_Given problem_
In the 1984 Baylor Bears football summary, who served as defensive coordinator, and in which season of that role?

_Document text_
------------------------------------------------------------

- Conference: Southwest Conference
- Record: 5–6 (4–4 SWC)
- Head coach: Grant Teaff (13th season);
- Offensive coordinator: Duke Christian (6th season)
- Offensive scheme: I formation
- Defensive coordinator: Pete Fredenburg (2nd season)
- Base defense: 4–4
- Home stadium: Baylor Stadium

= 1984 Baylor Bears football team =

American college football season

The 1984 Baylor Bears football team represented Baylor University as a member of the Southwest Conference (SWC) during the 1984 NCAA Division I-A football season. Led by 13th-year head coach Grant Teaff, the Bears compiled an overall record of 5–6 with a mark of 4–4 in conference play, placing sixth the SWC. The team played home games at Baylor Stadium in Waco, Texas.

------------------------------------------------------------

_Recorded data_
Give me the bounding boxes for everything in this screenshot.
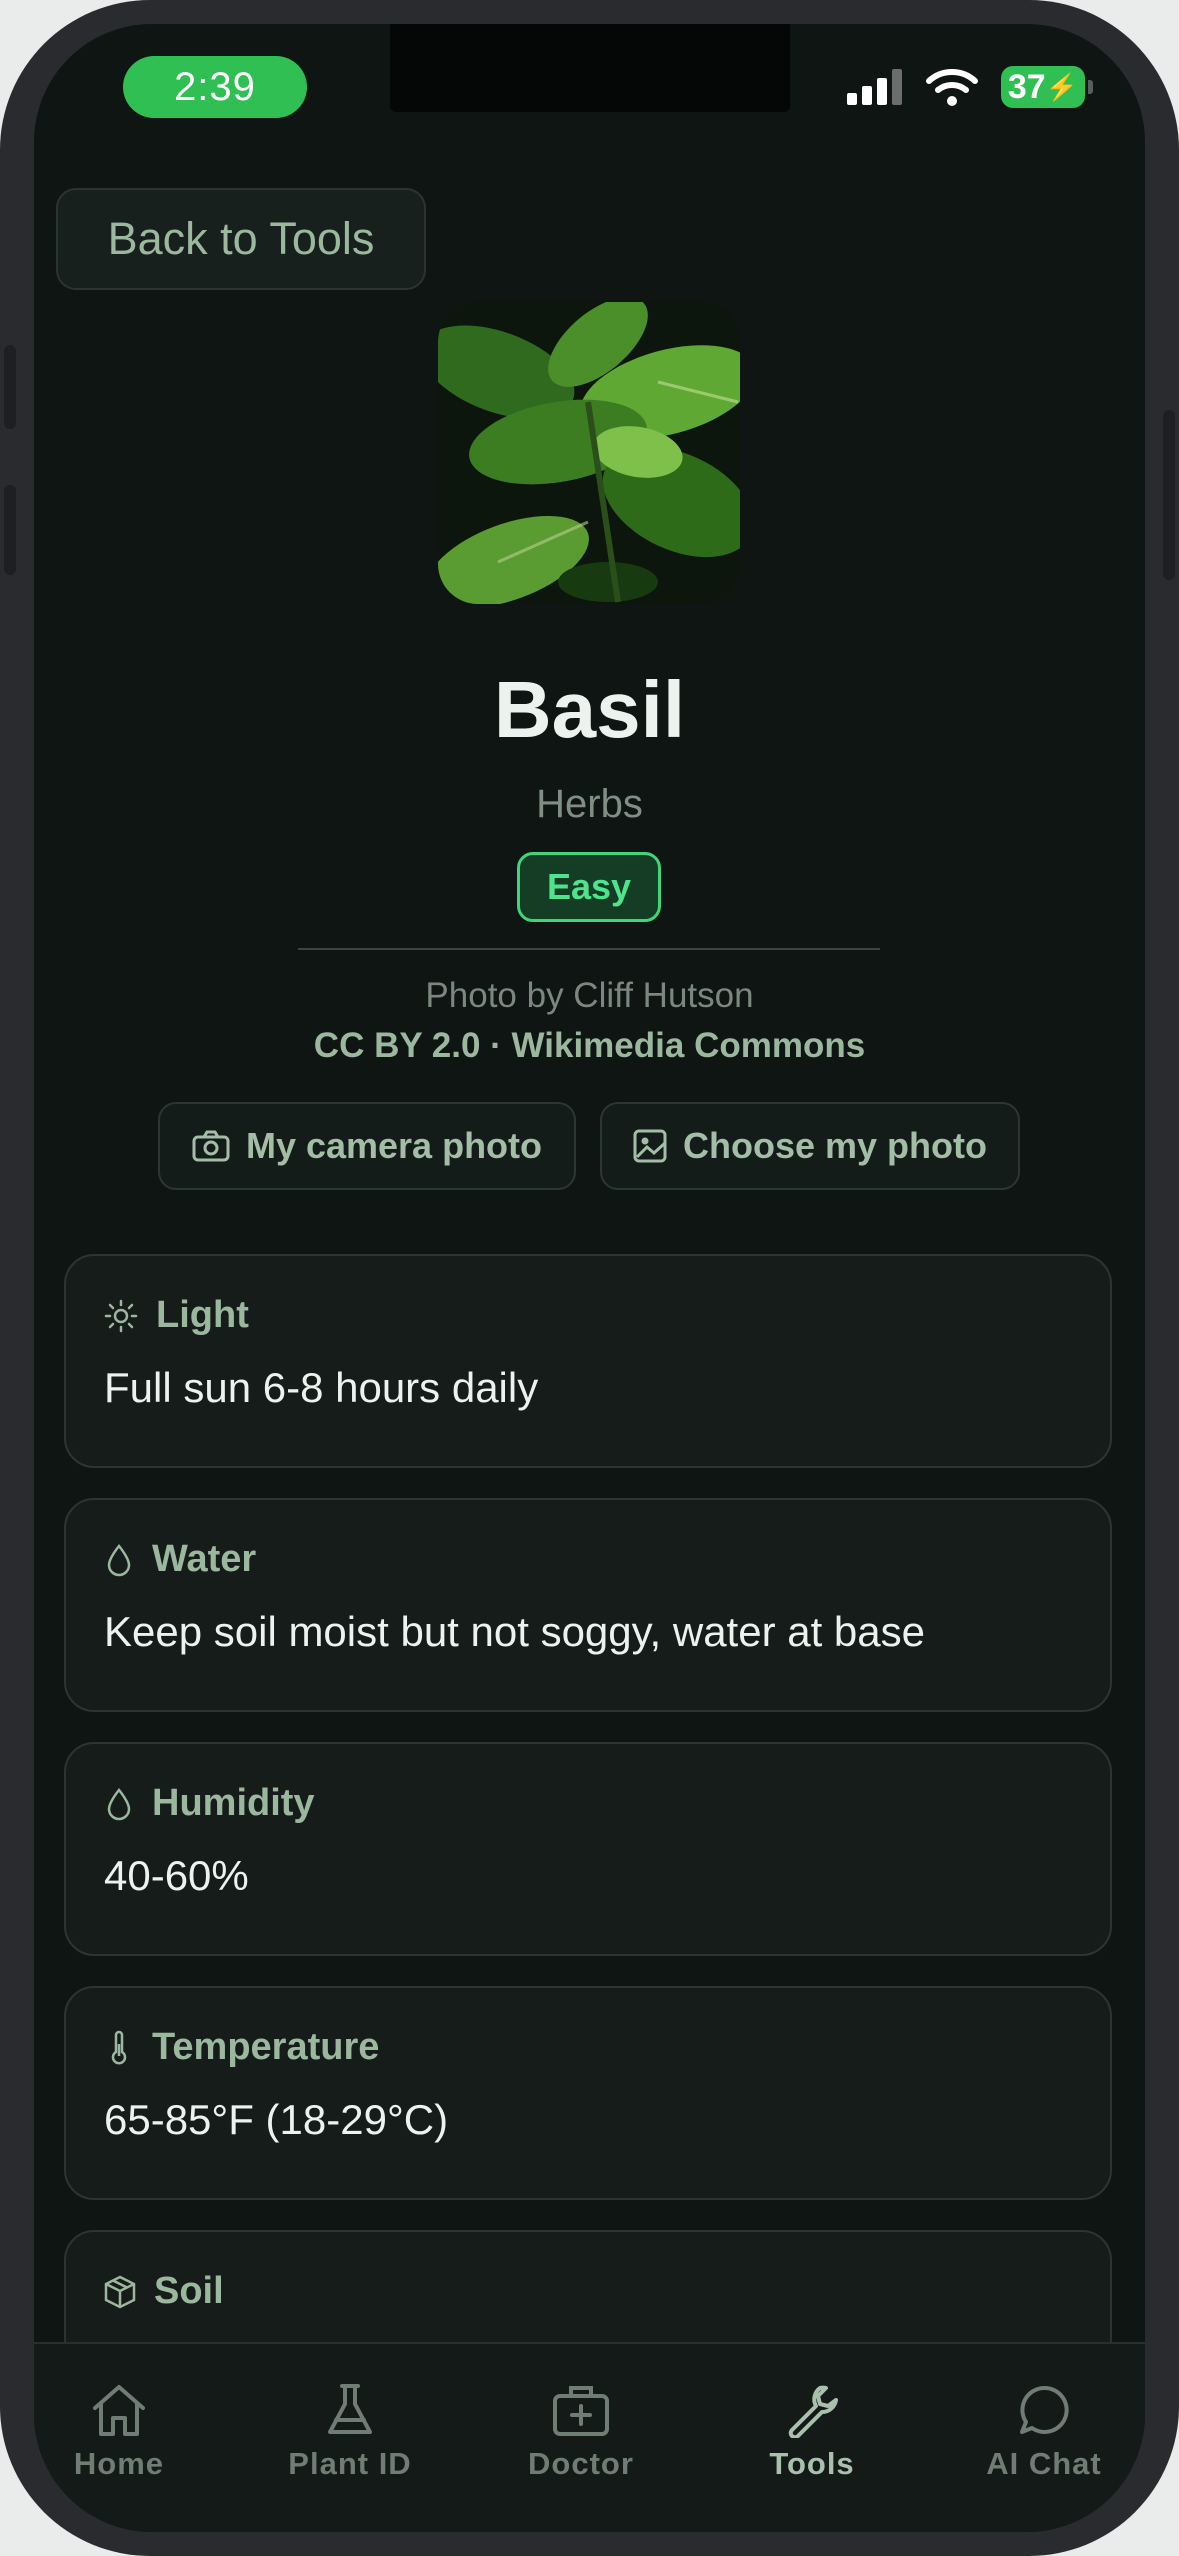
thermometer-icon (111, 2030, 127, 2064)
soil-label: Soil (154, 2270, 224, 2312)
care-card-humidity: Humidity 40-60% (64, 1742, 1112, 1956)
water-value: Keep soil moist but not soggy, water at … (104, 1608, 926, 1655)
flask-icon (328, 2384, 372, 2434)
difficulty-badge: Easy (517, 852, 661, 922)
tab-doctor[interactable]: Doctor (481, 2382, 681, 2482)
light-label: Light (156, 1294, 249, 1336)
cellular-signal-icon (847, 69, 902, 105)
basil-image (438, 302, 740, 604)
humidity-value: 40-60% (104, 1852, 249, 1899)
droplet-icon (107, 1543, 131, 1576)
sun-icon (104, 1299, 138, 1332)
medical-kit-icon (553, 2386, 609, 2436)
plant-name: Basil (493, 665, 686, 754)
screen: 2:39 37 ⚡ Back to Tools Basil Herbs Easy… (34, 24, 1145, 2532)
care-card-light: Light Full sun 6-8 hours daily (64, 1254, 1112, 1468)
mute-switch (4, 345, 16, 429)
tab-ai-chat[interactable]: AI Chat (944, 2382, 1144, 2482)
back-to-tools-button[interactable]: Back to Tools (56, 188, 426, 290)
tab-plant-id-label: Plant ID (288, 2446, 412, 2481)
status-time: 2:39 (123, 56, 307, 118)
power-button (1163, 410, 1175, 580)
plant-photo[interactable] (438, 302, 740, 604)
battery-level: 37 (1007, 67, 1046, 106)
choose-photo-button[interactable]: Choose my photo (600, 1102, 1020, 1190)
humidity-label: Humidity (152, 1782, 315, 1824)
photo-credit: Photo by Cliff Hutson (425, 976, 754, 1015)
droplet-icon (107, 1787, 131, 1820)
water-label: Water (152, 1538, 257, 1580)
package-icon (104, 2275, 136, 2308)
temperature-value: 65-85°F (18-29°C) (104, 2096, 449, 2143)
tab-plant-id[interactable]: Plant ID (250, 2382, 450, 2482)
tab-ai-chat-label: AI Chat (986, 2446, 1102, 2481)
license-link[interactable]: CC BY 2.0 · Wikimedia Commons (34, 1026, 1145, 1066)
image-icon (633, 1129, 667, 1163)
bottom-tab-bar: Home Plant ID Doctor Tools AI Chat (34, 2342, 1145, 2532)
tab-home-label: Home (73, 2446, 165, 2481)
tab-home[interactable]: Home (34, 2382, 219, 2482)
divider (298, 948, 880, 950)
care-card-water: Water Keep soil moist but not soggy, wat… (64, 1498, 1112, 1712)
tab-tools[interactable]: Tools (712, 2382, 912, 2482)
choose-photo-label: Choose my photo (683, 1125, 987, 1166)
dynamic-island (390, 24, 790, 112)
care-card-temperature: Temperature 65-85°F (18-29°C) (64, 1986, 1112, 2200)
tab-tools-label: Tools (769, 2446, 855, 2481)
home-icon (93, 2385, 145, 2436)
volume-up-button (4, 485, 16, 575)
light-value: Full sun 6-8 hours daily (104, 1364, 539, 1411)
status-icons: 37 ⚡ (847, 66, 1093, 108)
wrench-icon (788, 2385, 838, 2438)
tab-doctor-label: Doctor (528, 2446, 634, 2481)
plant-category: Herbs (536, 782, 643, 826)
battery-indicator: 37 ⚡ (1001, 66, 1093, 108)
temperature-label: Temperature (152, 2026, 380, 2068)
camera-icon (192, 1130, 230, 1162)
wifi-icon (926, 69, 978, 106)
camera-photo-label: My camera photo (245, 1125, 543, 1166)
chat-bubble-icon (1020, 2385, 1069, 2434)
camera-photo-button[interactable]: My camera photo (158, 1102, 576, 1190)
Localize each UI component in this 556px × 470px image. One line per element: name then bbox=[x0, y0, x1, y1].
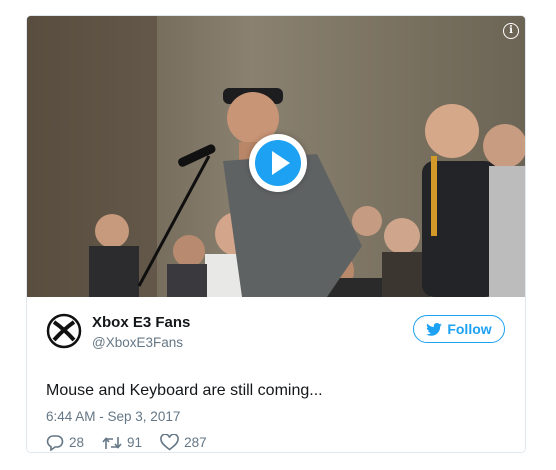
tweet-text: Mouse and Keyboard are still coming... bbox=[46, 382, 323, 399]
follow-label: Follow bbox=[447, 321, 492, 337]
retweet-button[interactable]: 91 bbox=[102, 435, 142, 451]
play-button[interactable] bbox=[249, 134, 307, 192]
avatar[interactable] bbox=[46, 313, 82, 349]
heart-icon bbox=[160, 434, 179, 451]
follow-button[interactable]: Follow bbox=[413, 315, 505, 343]
like-count: 287 bbox=[184, 435, 207, 450]
video-thumbnail[interactable]: i bbox=[27, 16, 525, 297]
timestamp[interactable]: 6:44 AM - Sep 3, 2017 bbox=[46, 409, 180, 424]
tweet-card: i Xbox E3 Fans @XboxE3Fans Follow Mouse … bbox=[26, 15, 526, 453]
twitter-bird-icon bbox=[426, 322, 443, 336]
xbox-logo-icon bbox=[46, 313, 82, 349]
tweet-actions: 28 91 287 bbox=[46, 434, 225, 451]
tweet-body: Xbox E3 Fans @XboxE3Fans Follow Mouse an… bbox=[27, 297, 525, 452]
info-icon[interactable]: i bbox=[503, 23, 519, 39]
retweet-icon bbox=[102, 436, 122, 449]
reply-button[interactable]: 28 bbox=[46, 434, 84, 451]
retweet-count: 91 bbox=[127, 435, 143, 450]
reply-count: 28 bbox=[69, 435, 85, 450]
like-button[interactable]: 287 bbox=[160, 434, 207, 451]
reply-icon bbox=[46, 435, 64, 451]
author-handle[interactable]: @XboxE3Fans bbox=[92, 335, 183, 350]
author-name[interactable]: Xbox E3 Fans bbox=[92, 314, 190, 331]
play-icon bbox=[255, 140, 301, 186]
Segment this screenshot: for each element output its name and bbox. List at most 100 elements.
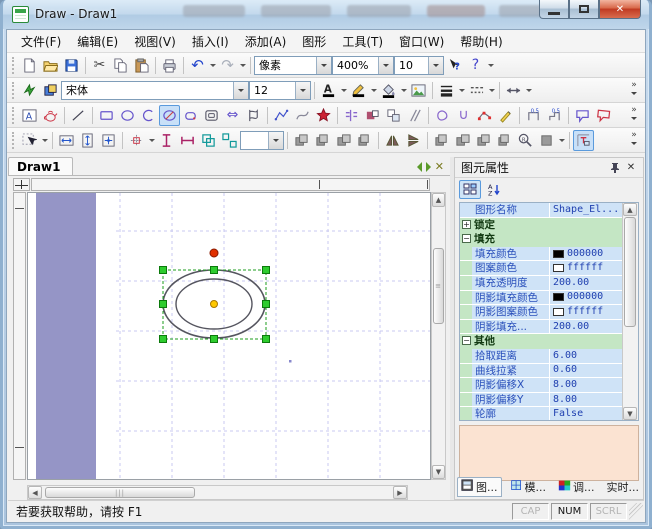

------------------------------------------------------------

_Response to the exercise_
Pete Fredenburg, in his 2nd season.